> **EXERCISE REQUIREMENTS**
Rewrite the material from its first line through the line that contains "a-max-value: 0.099 (486, 181, 530, 201)", changing every "empty-cell" to "blank-cell" and leaving everything else as it is.

───── RECORDS SUPPLIED ─────

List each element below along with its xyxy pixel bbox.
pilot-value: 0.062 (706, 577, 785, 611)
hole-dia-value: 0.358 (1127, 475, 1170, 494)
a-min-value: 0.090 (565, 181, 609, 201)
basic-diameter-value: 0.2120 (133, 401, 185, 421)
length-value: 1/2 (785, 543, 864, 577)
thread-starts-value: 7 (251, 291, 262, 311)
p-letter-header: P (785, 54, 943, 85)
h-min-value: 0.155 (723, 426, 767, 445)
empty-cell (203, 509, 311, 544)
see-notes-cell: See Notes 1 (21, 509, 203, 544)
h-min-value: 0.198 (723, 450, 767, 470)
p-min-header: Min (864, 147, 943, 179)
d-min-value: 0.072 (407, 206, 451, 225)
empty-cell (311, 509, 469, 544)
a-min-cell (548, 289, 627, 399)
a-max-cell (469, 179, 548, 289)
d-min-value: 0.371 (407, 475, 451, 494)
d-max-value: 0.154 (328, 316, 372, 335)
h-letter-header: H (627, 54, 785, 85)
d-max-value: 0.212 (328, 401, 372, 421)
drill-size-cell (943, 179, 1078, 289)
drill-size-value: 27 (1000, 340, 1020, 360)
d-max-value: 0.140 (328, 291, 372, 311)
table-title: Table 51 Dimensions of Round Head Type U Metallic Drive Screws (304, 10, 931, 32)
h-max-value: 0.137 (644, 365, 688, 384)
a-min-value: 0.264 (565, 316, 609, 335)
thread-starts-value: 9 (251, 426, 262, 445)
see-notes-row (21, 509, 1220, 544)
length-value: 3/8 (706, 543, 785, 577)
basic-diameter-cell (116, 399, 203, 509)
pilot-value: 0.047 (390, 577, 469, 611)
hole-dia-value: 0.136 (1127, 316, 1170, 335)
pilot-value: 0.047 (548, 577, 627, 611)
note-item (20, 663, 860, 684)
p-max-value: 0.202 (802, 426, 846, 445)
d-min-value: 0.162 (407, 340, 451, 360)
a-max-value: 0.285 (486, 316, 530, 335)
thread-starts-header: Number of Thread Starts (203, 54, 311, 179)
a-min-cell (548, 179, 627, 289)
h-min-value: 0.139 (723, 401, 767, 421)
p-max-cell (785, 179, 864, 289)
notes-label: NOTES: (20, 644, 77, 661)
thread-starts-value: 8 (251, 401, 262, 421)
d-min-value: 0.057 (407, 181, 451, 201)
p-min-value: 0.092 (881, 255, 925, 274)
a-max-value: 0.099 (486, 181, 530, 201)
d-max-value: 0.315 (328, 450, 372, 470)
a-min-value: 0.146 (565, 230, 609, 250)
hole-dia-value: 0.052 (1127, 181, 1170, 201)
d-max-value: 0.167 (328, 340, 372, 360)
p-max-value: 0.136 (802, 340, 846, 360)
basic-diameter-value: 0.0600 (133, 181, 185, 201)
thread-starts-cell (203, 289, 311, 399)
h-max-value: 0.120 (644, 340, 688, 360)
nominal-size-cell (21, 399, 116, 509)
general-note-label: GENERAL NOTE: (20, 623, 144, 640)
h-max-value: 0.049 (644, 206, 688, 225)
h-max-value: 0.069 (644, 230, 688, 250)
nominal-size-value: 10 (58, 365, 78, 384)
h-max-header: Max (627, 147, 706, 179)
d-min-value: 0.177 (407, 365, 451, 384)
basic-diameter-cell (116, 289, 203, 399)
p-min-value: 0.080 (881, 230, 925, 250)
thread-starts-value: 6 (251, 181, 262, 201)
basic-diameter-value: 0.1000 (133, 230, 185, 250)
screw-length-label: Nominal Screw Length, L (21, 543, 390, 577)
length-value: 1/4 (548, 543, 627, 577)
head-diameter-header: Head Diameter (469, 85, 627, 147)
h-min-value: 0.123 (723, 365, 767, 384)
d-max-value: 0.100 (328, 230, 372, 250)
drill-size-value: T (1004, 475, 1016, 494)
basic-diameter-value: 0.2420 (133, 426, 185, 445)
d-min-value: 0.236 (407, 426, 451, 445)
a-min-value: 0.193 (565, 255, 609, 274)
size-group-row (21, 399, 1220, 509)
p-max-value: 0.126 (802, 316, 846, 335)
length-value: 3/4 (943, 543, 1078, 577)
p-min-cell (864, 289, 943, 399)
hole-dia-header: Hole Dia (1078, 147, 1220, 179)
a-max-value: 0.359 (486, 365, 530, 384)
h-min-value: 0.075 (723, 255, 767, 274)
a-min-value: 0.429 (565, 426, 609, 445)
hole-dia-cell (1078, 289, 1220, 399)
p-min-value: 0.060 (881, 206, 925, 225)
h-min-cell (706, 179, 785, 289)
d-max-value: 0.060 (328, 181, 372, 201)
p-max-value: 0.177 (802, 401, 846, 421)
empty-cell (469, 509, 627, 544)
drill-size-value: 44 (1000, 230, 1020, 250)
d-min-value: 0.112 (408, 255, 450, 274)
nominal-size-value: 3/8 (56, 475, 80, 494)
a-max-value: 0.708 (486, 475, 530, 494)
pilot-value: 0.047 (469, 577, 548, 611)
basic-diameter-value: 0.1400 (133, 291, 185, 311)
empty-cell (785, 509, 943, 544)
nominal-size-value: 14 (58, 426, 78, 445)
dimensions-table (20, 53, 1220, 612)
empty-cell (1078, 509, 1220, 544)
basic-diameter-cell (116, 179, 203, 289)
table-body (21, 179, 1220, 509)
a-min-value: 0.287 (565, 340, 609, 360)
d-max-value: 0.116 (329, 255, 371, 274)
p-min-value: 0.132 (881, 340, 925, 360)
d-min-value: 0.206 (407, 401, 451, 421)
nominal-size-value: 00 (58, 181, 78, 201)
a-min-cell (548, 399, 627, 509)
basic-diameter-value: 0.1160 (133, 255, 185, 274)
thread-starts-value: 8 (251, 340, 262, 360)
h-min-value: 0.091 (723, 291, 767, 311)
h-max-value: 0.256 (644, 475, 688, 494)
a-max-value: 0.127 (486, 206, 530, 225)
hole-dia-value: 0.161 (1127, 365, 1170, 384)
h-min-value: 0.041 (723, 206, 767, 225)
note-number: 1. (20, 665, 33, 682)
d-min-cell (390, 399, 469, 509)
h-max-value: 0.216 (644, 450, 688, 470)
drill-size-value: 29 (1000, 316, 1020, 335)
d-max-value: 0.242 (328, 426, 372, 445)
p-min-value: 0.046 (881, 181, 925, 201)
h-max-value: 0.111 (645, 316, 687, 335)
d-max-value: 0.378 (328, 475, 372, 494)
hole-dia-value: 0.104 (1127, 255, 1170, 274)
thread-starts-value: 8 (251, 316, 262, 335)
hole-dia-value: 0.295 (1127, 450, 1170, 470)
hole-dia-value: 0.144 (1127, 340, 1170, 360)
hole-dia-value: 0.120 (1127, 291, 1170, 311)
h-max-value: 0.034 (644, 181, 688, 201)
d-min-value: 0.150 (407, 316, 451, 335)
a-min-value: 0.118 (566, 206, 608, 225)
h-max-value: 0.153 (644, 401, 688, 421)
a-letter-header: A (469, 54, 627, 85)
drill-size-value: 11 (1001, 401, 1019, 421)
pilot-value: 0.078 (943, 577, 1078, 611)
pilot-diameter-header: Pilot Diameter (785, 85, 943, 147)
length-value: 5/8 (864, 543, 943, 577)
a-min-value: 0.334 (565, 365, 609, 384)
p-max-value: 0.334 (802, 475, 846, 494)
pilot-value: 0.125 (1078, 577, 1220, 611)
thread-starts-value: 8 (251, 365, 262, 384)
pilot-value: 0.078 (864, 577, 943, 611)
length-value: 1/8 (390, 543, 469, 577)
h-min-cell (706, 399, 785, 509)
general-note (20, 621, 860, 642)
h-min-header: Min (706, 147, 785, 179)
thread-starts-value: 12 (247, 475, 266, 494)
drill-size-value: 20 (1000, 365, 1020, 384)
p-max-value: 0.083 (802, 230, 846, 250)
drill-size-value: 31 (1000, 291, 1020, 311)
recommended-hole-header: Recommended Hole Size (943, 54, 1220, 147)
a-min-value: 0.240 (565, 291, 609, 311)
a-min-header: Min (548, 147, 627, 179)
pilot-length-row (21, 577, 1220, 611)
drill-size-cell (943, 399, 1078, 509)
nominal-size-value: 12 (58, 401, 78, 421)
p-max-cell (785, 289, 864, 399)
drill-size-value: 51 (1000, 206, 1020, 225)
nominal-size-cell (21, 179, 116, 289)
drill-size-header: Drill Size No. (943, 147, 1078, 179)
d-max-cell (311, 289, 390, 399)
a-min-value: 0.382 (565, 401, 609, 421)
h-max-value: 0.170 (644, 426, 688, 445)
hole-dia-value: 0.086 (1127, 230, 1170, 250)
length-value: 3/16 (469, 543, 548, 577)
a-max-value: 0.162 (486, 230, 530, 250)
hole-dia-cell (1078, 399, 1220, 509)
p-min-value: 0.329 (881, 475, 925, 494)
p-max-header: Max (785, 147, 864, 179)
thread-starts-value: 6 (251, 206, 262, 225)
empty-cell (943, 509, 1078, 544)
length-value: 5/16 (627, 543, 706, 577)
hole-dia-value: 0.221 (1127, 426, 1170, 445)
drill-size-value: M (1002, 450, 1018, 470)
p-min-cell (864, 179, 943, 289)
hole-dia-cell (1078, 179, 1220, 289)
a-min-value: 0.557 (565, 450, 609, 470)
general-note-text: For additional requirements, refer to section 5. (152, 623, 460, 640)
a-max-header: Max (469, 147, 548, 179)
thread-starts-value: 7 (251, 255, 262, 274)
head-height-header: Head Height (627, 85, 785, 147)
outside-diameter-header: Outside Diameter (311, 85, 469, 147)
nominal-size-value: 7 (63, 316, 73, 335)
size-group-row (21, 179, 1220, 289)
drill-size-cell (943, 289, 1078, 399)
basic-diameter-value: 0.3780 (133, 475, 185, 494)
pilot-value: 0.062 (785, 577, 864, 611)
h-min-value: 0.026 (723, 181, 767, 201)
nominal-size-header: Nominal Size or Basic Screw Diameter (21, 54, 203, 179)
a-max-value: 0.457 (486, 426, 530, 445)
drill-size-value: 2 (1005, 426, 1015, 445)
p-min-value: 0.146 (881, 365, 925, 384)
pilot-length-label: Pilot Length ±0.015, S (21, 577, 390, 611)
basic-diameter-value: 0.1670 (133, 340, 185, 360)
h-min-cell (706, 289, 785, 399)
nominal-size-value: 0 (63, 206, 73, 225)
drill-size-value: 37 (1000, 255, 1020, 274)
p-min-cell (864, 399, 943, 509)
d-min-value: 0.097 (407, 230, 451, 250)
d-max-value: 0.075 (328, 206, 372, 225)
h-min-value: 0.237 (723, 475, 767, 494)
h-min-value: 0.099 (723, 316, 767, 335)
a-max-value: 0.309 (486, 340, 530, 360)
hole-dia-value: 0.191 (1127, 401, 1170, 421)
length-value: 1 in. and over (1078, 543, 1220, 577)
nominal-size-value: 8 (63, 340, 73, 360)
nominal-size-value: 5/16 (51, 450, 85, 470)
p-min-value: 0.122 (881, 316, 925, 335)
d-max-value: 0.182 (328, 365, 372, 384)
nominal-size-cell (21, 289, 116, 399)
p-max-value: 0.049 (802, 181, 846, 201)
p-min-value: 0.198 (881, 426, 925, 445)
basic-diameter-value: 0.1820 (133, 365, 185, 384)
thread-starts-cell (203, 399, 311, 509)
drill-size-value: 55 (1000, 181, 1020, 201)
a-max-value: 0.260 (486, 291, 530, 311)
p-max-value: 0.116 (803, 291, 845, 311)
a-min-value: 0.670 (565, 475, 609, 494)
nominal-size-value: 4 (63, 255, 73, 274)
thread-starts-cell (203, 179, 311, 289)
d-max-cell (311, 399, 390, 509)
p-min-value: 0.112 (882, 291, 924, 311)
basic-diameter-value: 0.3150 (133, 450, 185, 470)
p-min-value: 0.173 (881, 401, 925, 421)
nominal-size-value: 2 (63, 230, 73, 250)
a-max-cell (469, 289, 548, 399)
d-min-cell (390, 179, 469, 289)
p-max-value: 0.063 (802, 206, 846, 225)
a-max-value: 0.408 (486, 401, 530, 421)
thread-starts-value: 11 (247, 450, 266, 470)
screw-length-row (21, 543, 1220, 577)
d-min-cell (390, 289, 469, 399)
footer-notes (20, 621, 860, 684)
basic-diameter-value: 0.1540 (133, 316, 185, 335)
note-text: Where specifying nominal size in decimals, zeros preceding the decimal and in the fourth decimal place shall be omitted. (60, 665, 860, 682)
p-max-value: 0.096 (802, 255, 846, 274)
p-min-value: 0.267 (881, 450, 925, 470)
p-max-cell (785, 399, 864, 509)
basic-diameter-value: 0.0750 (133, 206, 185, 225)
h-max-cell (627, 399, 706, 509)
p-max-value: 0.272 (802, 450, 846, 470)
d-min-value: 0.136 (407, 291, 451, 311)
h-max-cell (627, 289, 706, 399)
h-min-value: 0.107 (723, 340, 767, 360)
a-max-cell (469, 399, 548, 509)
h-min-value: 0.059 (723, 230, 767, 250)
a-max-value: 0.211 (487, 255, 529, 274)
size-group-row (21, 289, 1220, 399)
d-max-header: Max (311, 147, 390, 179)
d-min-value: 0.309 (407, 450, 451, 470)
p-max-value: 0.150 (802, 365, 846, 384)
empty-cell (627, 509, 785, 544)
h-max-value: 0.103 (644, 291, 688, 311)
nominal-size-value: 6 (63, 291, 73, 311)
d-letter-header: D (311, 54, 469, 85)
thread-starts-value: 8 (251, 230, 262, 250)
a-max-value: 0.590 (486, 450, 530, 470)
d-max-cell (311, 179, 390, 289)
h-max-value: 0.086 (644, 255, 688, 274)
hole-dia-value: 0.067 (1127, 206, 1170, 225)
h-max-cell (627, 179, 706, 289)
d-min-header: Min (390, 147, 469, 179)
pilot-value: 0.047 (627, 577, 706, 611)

─────

> **OUTPUT FOR THIS TASK**
List each element below along with its xyxy pixel bbox.
pilot-value: 0.062 (706, 577, 785, 611)
hole-dia-value: 0.358 (1127, 475, 1170, 494)
a-min-value: 0.090 (565, 181, 609, 201)
basic-diameter-value: 0.2120 (133, 401, 185, 421)
length-value: 1/2 (785, 543, 864, 577)
thread-starts-value: 7 (251, 291, 262, 311)
p-letter-header: P (785, 54, 943, 85)
h-min-value: 0.155 (723, 426, 767, 445)
blank-cell (203, 509, 311, 544)
see-notes-cell: See Notes 1 (21, 509, 203, 544)
h-min-value: 0.198 (723, 450, 767, 470)
p-min-header: Min (864, 147, 943, 179)
d-min-value: 0.072 (407, 206, 451, 225)
blank-cell (311, 509, 469, 544)
a-min-cell (548, 289, 627, 399)
a-max-cell (469, 179, 548, 289)
d-min-value: 0.371 (407, 475, 451, 494)
d-max-value: 0.154 (328, 316, 372, 335)
h-letter-header: H (627, 54, 785, 85)
d-max-value: 0.212 (328, 401, 372, 421)
drill-size-cell (943, 179, 1078, 289)
drill-size-value: 27 (1000, 340, 1020, 360)
d-max-value: 0.140 (328, 291, 372, 311)
table-title: Table 51 Dimensions of Round Head Type U Metallic Drive Screws (304, 10, 931, 32)
h-max-value: 0.137 (644, 365, 688, 384)
a-min-value: 0.264 (565, 316, 609, 335)
thread-starts-value: 9 (251, 426, 262, 445)
see-notes-row (21, 509, 1220, 544)
length-value: 3/8 (706, 543, 785, 577)
basic-diameter-cell (116, 399, 203, 509)
pilot-value: 0.047 (390, 577, 469, 611)
hole-dia-value: 0.136 (1127, 316, 1170, 335)
pilot-value: 0.047 (548, 577, 627, 611)
note-item (20, 663, 860, 684)
p-max-value: 0.202 (802, 426, 846, 445)
d-min-value: 0.162 (407, 340, 451, 360)
a-max-value: 0.285 (486, 316, 530, 335)
thread-starts-header: Number of Thread Starts (203, 54, 311, 179)
a-min-cell (548, 179, 627, 289)
h-min-value: 0.139 (723, 401, 767, 421)
p-max-cell (785, 179, 864, 289)
notes-label: NOTES: (20, 644, 77, 661)
thread-starts-value: 8 (251, 401, 262, 421)
d-min-value: 0.057 (407, 181, 451, 201)
p-min-value: 0.092 (881, 255, 925, 274)
a-max-value: 0.099 (486, 181, 530, 201)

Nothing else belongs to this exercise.